Challenge - Emit the data below verbatim, stripping out any pictures.

Information supplied -
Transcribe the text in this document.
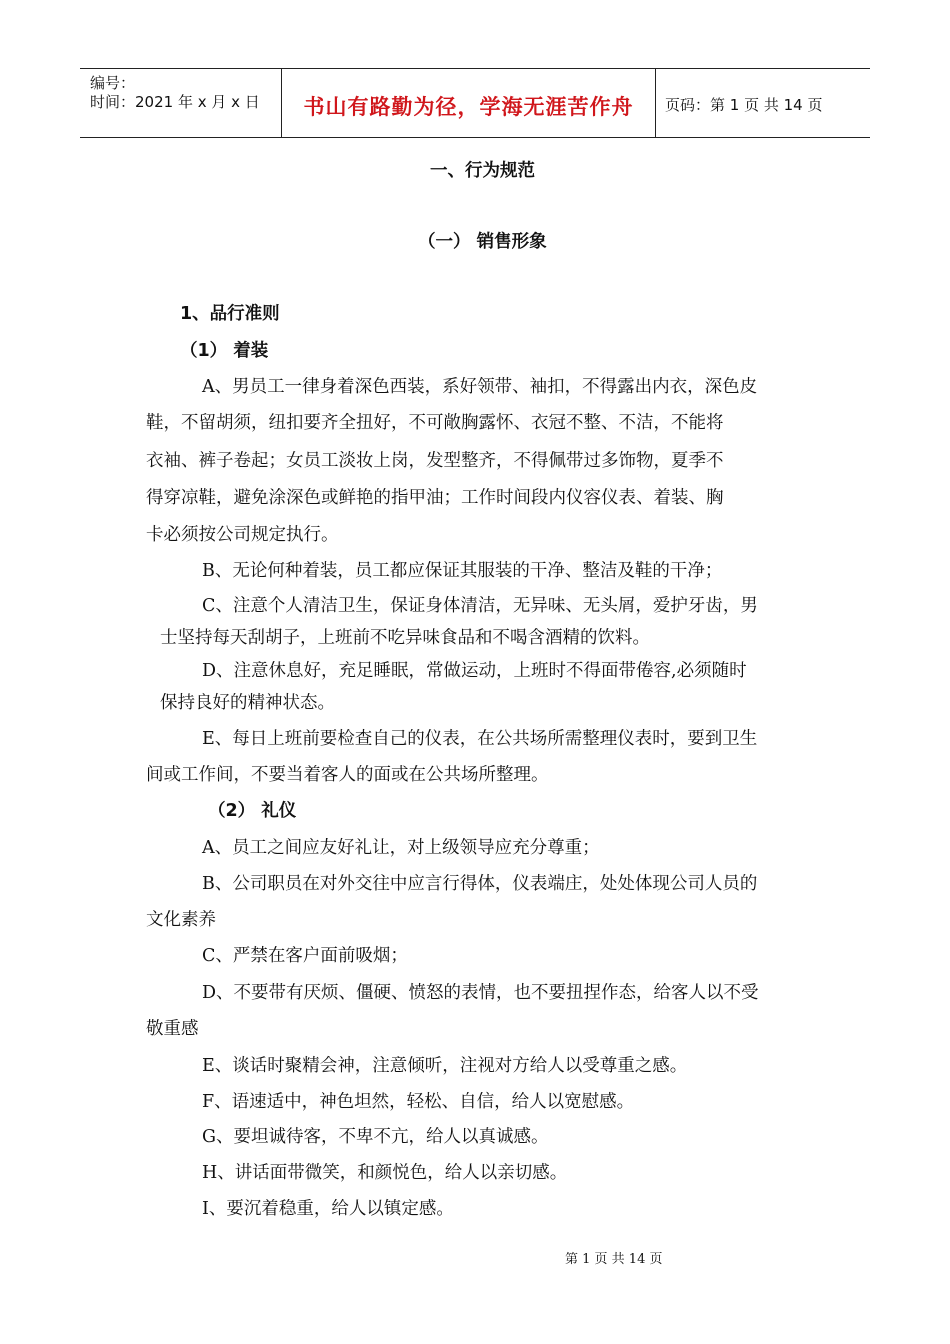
编号：
时间：2021 年 x 月 x 日	书山有路勤为径，学海无涯苦作舟	页码：第 1 页 共 14 页
一、行为规范
（一） 销售形象
1、品行准则
（1） 着装
A、男员工一律身着深色西装，系好领带、袖扣，不得露出内衣，深色皮
鞋，不留胡须，纽扣要齐全扭好，不可敞胸露怀、衣冠不整、不洁，不能将
衣袖、裤子卷起；女员工淡妆上岗，发型整齐，不得佩带过多饰物，夏季不
得穿凉鞋，避免涂深色或鲜艳的指甲油；工作时间段内仪容仪表、着装、胸
卡必须按公司规定执行。
B、无论何种着装，员工都应保证其服装的干净、整洁及鞋的干净；
C、注意个人清洁卫生，保证身体清洁，无异味、无头屑，爱护牙齿，男
士坚持每天刮胡子，上班前不吃异味食品和不喝含酒精的饮料。
D、注意休息好，充足睡眠，常做运动，上班时不得面带倦容,必须随时
保持良好的精神状态。
E、每日上班前要检查自己的仪表，在公共场所需整理仪表时，要到卫生
间或工作间，不要当着客人的面或在公共场所整理。
（2） 礼仪
A、员工之间应友好礼让，对上级领导应充分尊重；
B、公司职员在对外交往中应言行得体，仪表端庄，处处体现公司人员的
文化素养
C、严禁在客户面前吸烟；
D、不要带有厌烦、僵硬、愤怒的表情，也不要扭捏作态，给客人以不受
敬重感
E、谈话时聚精会神，注意倾听，注视对方给人以受尊重之感。
F、语速适中，神色坦然，轻松、自信，给人以宽慰感。
G、要坦诚待客，不卑不亢，给人以真诚感。
H、讲话面带微笑，和颜悦色，给人以亲切感。
I、要沉着稳重，给人以镇定感。
第 1 页 共 14 页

Finished answer -
Transcribe the text in this document.
编号：
时间：2021 年 x 月 x 日	书山有路勤为径，学海无涯苦作舟	页码：第 1 页 共 14 页
一、行为规范
（一） 销售形象
1、品行准则
（1） 着装
A、男员工一律身着深色西装，系好领带、袖扣，不得露出内衣，深色皮
鞋，不留胡须，纽扣要齐全扭好，不可敞胸露怀、衣冠不整、不洁，不能将
衣袖、裤子卷起；女员工淡妆上岗，发型整齐，不得佩带过多饰物，夏季不
得穿凉鞋，避免涂深色或鲜艳的指甲油；工作时间段内仪容仪表、着装、胸
卡必须按公司规定执行。
B、无论何种着装，员工都应保证其服装的干净、整洁及鞋的干净；
C、注意个人清洁卫生，保证身体清洁，无异味、无头屑，爱护牙齿，男
士坚持每天刮胡子，上班前不吃异味食品和不喝含酒精的饮料。
D、注意休息好，充足睡眠，常做运动，上班时不得面带倦容,必须随时
保持良好的精神状态。
E、每日上班前要检查自己的仪表，在公共场所需整理仪表时，要到卫生
间或工作间，不要当着客人的面或在公共场所整理。
（2） 礼仪
A、员工之间应友好礼让，对上级领导应充分尊重；
B、公司职员在对外交往中应言行得体，仪表端庄，处处体现公司人员的
文化素养
C、严禁在客户面前吸烟；
D、不要带有厌烦、僵硬、愤怒的表情，也不要扭捏作态，给客人以不受
敬重感
E、谈话时聚精会神，注意倾听，注视对方给人以受尊重之感。
F、语速适中，神色坦然，轻松、自信，给人以宽慰感。
G、要坦诚待客，不卑不亢，给人以真诚感。
H、讲话面带微笑，和颜悦色，给人以亲切感。
I、要沉着稳重，给人以镇定感。
第 1 页 共 14 页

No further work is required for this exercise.